» **What to produce**: In the material below, find all lines with the string "zakresie" and copy them.
******
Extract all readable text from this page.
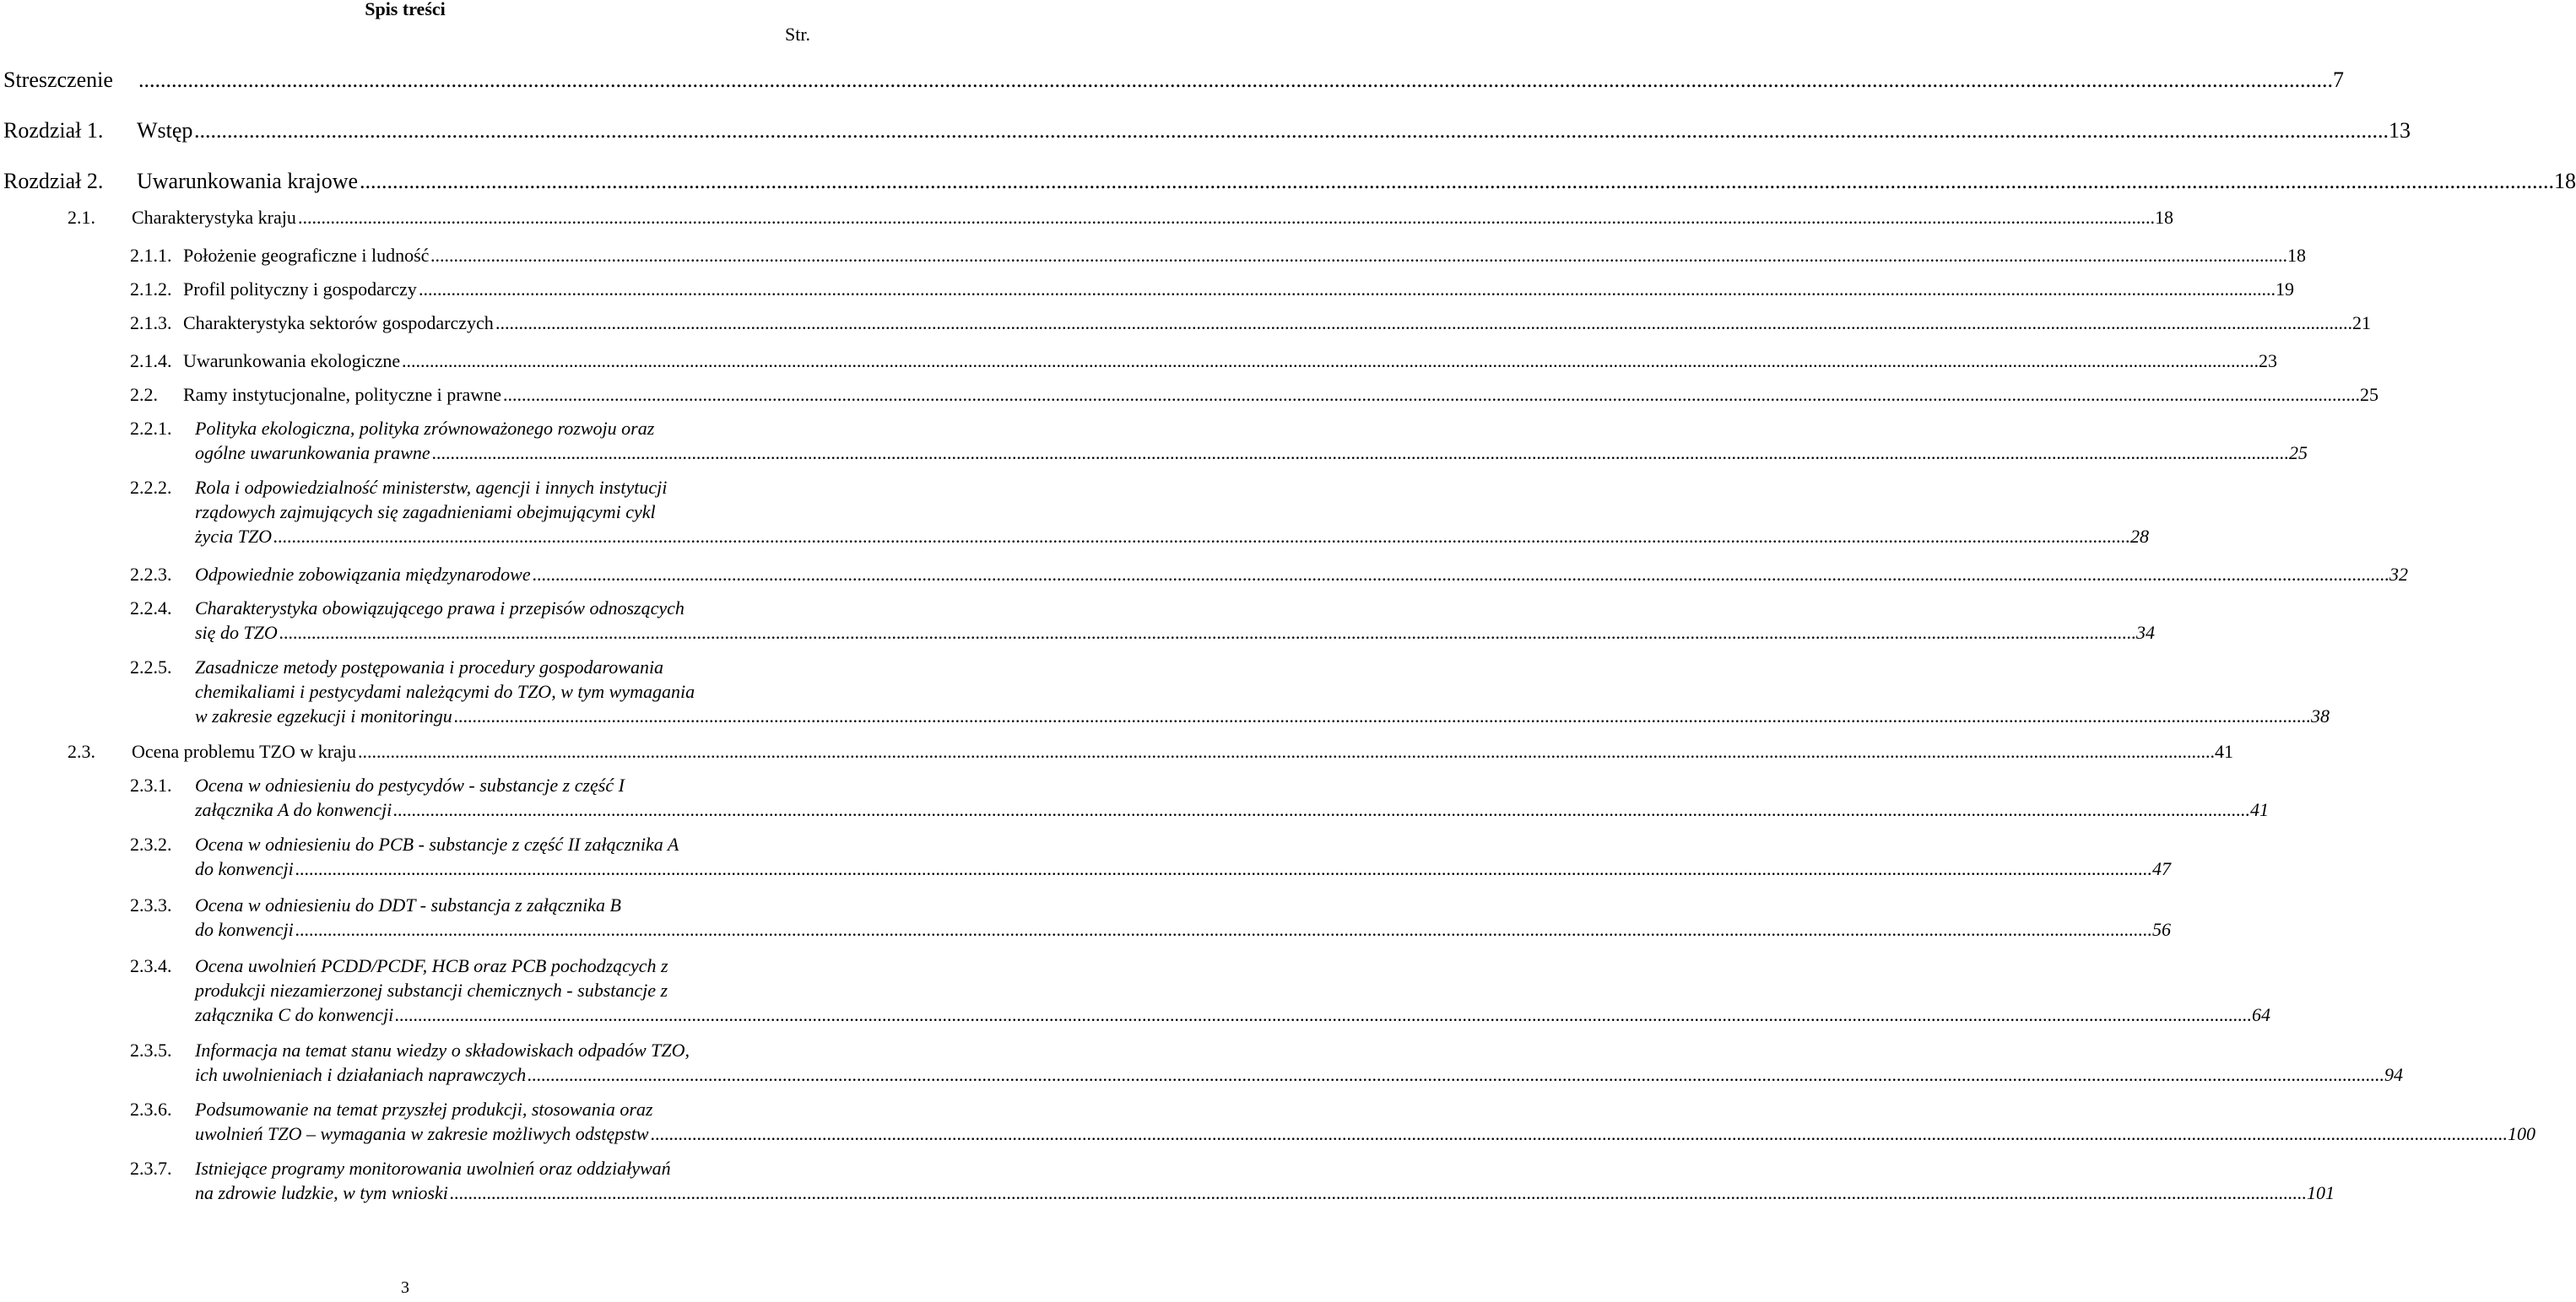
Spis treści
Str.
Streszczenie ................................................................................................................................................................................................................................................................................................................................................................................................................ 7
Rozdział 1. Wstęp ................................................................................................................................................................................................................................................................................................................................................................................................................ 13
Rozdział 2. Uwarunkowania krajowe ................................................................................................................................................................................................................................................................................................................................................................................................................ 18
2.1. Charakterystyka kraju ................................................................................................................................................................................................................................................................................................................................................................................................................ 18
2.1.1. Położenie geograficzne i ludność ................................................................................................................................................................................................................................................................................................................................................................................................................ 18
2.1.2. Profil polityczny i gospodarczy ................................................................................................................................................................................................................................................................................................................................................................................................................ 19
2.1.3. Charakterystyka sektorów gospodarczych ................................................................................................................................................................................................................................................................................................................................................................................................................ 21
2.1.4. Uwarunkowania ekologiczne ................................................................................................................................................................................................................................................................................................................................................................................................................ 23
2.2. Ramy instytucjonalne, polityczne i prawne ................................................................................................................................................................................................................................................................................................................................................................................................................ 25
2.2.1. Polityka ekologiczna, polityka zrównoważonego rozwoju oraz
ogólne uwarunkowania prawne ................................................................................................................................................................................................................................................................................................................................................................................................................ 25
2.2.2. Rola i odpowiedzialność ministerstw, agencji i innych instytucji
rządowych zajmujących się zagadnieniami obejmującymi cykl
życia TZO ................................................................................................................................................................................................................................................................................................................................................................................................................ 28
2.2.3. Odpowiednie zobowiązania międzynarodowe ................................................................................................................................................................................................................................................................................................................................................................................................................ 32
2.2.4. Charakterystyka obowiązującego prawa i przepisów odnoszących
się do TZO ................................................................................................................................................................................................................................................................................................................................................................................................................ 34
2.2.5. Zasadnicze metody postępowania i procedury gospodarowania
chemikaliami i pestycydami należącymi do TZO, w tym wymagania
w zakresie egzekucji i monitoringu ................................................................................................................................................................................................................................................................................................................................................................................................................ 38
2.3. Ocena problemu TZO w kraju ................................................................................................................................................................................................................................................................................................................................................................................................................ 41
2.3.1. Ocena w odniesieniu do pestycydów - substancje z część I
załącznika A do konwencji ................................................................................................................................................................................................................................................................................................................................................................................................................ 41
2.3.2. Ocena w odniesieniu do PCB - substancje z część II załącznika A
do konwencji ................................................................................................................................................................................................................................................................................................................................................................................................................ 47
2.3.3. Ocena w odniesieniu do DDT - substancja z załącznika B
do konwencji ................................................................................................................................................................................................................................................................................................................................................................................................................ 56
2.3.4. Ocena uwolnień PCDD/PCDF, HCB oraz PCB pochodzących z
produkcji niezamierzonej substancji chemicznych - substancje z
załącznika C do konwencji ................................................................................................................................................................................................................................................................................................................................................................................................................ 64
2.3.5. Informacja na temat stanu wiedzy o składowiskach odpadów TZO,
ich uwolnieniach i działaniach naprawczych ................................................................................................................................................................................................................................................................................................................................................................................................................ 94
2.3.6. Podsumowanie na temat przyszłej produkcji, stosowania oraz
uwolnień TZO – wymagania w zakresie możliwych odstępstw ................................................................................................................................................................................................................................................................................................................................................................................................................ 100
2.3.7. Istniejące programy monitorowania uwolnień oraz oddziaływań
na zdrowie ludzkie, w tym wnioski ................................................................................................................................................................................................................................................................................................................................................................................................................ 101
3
******
» **Task solution**:
w zakresie egzekucji i monitoringu ................................................................................................................................................................................................................................................................................................................................................................................................................ 38
uwolnień TZO – wymagania w zakresie możliwych odstępstw ................................................................................................................................................................................................................................................................................................................................................................................................................ 100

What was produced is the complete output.